▶ _Data for the task_
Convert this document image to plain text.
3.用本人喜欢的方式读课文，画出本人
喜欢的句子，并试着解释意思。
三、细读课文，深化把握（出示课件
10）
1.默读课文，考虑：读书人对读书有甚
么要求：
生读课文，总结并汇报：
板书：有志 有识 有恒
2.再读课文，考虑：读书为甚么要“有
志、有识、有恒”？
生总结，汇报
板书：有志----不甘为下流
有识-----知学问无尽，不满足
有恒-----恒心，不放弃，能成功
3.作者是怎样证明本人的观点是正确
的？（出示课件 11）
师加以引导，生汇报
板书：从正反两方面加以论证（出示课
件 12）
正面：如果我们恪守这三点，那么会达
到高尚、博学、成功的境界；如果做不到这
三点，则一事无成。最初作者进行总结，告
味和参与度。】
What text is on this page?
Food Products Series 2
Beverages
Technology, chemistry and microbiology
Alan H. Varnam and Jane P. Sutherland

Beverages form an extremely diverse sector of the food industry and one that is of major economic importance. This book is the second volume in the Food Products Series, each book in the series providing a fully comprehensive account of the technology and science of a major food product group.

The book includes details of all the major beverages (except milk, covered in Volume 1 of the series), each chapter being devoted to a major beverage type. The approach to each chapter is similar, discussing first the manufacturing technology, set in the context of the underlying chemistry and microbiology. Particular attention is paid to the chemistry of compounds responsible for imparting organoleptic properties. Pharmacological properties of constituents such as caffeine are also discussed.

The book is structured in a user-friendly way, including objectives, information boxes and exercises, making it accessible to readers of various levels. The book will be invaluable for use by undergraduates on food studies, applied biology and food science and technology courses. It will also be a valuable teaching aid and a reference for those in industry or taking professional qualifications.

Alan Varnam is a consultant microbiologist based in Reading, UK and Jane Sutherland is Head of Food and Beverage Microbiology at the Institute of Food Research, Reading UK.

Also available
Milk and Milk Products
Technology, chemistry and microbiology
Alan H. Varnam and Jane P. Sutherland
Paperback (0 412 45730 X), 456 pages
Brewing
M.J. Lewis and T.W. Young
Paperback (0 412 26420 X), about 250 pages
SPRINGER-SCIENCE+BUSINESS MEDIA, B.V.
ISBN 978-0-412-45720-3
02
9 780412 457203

▶ _Set exercise_
Retype every record above exactly as it appears.

▶ _Task answer_
Convert this document image to plain text.
3.用本人喜欢的方式读课文，画出本人
喜欢的句子，并试着解释意思。
三、细读课文，深化把握（出示课件
10）
1.默读课文，考虑：读书人对读书有甚
么要求：
生读课文，总结并汇报：
板书：有志 有识 有恒
2.再读课文，考虑：读书为甚么要“有
志、有识、有恒”？
生总结，汇报
板书：有志----不甘为下流
有识-----知学问无尽，不满足
有恒-----恒心，不放弃，能成功
3.作者是怎样证明本人的观点是正确
的？（出示课件 11）
师加以引导，生汇报
板书：从正反两方面加以论证（出示课
件 12）
正面：如果我们恪守这三点，那么会达
到高尚、博学、成功的境界；如果做不到这
三点，则一事无成。最初作者进行总结，告
味和参与度。】
What text is on this page?
Food Products Series 2
Beverages
Technology, chemistry and microbiology
Alan H. Varnam and Jane P. Sutherland

Beverages form an extremely diverse sector of the food industry and one that is of major economic importance. This book is the second volume in the Food Products Series, each book in the series providing a fully comprehensive account of the technology and science of a major food product group.

The book includes details of all the major beverages (except milk, covered in Volume 1 of the series), each chapter being devoted to a major beverage type. The approach to each chapter is similar, discussing first the manufacturing technology, set in the context of the underlying chemistry and microbiology. Particular attention is paid to the chemistry of compounds responsible for imparting organoleptic properties. Pharmacological properties of constituents such as caffeine are also discussed.

The book is structured in a user-friendly way, including objectives, information boxes and exercises, making it accessible to readers of various levels. The book will be invaluable for use by undergraduates on food studies, applied biology and food science and technology courses. It will also be a valuable teaching aid and a reference for those in industry or taking professional qualifications.

Alan Varnam is a consultant microbiologist based in Reading, UK and Jane Sutherland is Head of Food and Beverage Microbiology at the Institute of Food Research, Reading UK.

Also available
Milk and Milk Products
Technology, chemistry and microbiology
Alan H. Varnam and Jane P. Sutherland
Paperback (0 412 45730 X), 456 pages
Brewing
M.J. Lewis and T.W. Young
Paperback (0 412 26420 X), about 250 pages
SPRINGER-SCIENCE+BUSINESS MEDIA, B.V.
ISBN 978-0-412-45720-3
02
9 780412 457203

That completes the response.